→ **EXERCISE**
Copy each line containing the word "text" from the records that follow, please.

Stored entries:
↓↓↓
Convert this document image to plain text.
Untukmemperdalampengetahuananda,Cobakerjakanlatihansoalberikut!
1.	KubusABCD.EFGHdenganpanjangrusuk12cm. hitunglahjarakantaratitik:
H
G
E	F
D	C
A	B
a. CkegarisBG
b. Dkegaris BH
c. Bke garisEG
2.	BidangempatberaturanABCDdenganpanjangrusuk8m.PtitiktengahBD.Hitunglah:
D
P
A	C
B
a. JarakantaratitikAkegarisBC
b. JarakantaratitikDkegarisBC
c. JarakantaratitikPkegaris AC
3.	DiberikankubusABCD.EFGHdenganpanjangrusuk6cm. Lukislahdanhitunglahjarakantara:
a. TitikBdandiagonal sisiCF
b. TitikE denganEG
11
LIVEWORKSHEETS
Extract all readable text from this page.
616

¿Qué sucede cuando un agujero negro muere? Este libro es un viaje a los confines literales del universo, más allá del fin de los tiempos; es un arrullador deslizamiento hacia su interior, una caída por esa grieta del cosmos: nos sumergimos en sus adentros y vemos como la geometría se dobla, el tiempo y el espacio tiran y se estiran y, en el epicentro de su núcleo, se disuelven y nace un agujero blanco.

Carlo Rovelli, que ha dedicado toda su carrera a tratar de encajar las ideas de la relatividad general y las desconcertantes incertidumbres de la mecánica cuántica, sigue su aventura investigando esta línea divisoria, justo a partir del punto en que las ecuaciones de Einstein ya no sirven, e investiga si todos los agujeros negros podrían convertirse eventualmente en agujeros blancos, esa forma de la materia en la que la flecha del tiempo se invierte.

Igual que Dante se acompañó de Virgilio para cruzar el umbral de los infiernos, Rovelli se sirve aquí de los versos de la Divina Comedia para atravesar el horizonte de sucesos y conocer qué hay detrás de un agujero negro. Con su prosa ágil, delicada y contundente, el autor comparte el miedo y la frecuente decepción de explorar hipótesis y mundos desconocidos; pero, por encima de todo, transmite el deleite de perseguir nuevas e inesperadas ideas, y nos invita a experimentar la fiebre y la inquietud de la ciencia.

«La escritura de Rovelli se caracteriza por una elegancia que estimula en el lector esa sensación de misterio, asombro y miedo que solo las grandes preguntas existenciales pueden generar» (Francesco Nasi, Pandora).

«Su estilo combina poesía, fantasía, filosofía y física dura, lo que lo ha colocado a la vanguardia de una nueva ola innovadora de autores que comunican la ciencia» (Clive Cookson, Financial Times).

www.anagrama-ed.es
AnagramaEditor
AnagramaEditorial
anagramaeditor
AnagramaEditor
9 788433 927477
↑↑↑
→ **ANSWER**
Convert this document image to plain text.
Extract all readable text from this page.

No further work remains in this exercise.